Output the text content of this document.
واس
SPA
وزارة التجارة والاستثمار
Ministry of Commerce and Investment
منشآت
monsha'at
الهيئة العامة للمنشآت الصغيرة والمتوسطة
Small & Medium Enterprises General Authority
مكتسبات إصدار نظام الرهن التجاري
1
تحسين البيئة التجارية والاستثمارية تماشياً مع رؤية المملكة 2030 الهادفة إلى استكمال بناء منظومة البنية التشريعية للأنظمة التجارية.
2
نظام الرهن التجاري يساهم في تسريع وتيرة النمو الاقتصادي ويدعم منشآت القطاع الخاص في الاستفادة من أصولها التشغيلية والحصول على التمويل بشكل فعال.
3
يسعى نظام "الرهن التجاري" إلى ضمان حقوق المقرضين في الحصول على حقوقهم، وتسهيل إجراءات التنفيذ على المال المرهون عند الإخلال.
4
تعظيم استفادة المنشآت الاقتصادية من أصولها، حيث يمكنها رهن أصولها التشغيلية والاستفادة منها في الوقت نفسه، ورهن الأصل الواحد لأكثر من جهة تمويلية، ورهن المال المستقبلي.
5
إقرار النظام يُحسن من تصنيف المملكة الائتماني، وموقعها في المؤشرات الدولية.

Given request:
Using the material above, print every entry exactly as written.

Exercise answer:
Output the text content of this document.
واس
SPA
وزارة التجارة والاستثمار
Ministry of Commerce and Investment
منشآت
monsha'at
الهيئة العامة للمنشآت الصغيرة والمتوسطة
Small & Medium Enterprises General Authority
مكتسبات إصدار نظام الرهن التجاري
1
تحسين البيئة التجارية والاستثمارية تماشياً مع رؤية المملكة 2030 الهادفة إلى استكمال بناء منظومة البنية التشريعية للأنظمة التجارية.
2
نظام الرهن التجاري يساهم في تسريع وتيرة النمو الاقتصادي ويدعم منشآت القطاع الخاص في الاستفادة من أصولها التشغيلية والحصول على التمويل بشكل فعال.
3
يسعى نظام "الرهن التجاري" إلى ضمان حقوق المقرضين في الحصول على حقوقهم، وتسهيل إجراءات التنفيذ على المال المرهون عند الإخلال.
4
تعظيم استفادة المنشآت الاقتصادية من أصولها، حيث يمكنها رهن أصولها التشغيلية والاستفادة منها في الوقت نفسه، ورهن الأصل الواحد لأكثر من جهة تمويلية، ورهن المال المستقبلي.
5
إقرار النظام يُحسن من تصنيف المملكة الائتماني، وموقعها في المؤشرات الدولية.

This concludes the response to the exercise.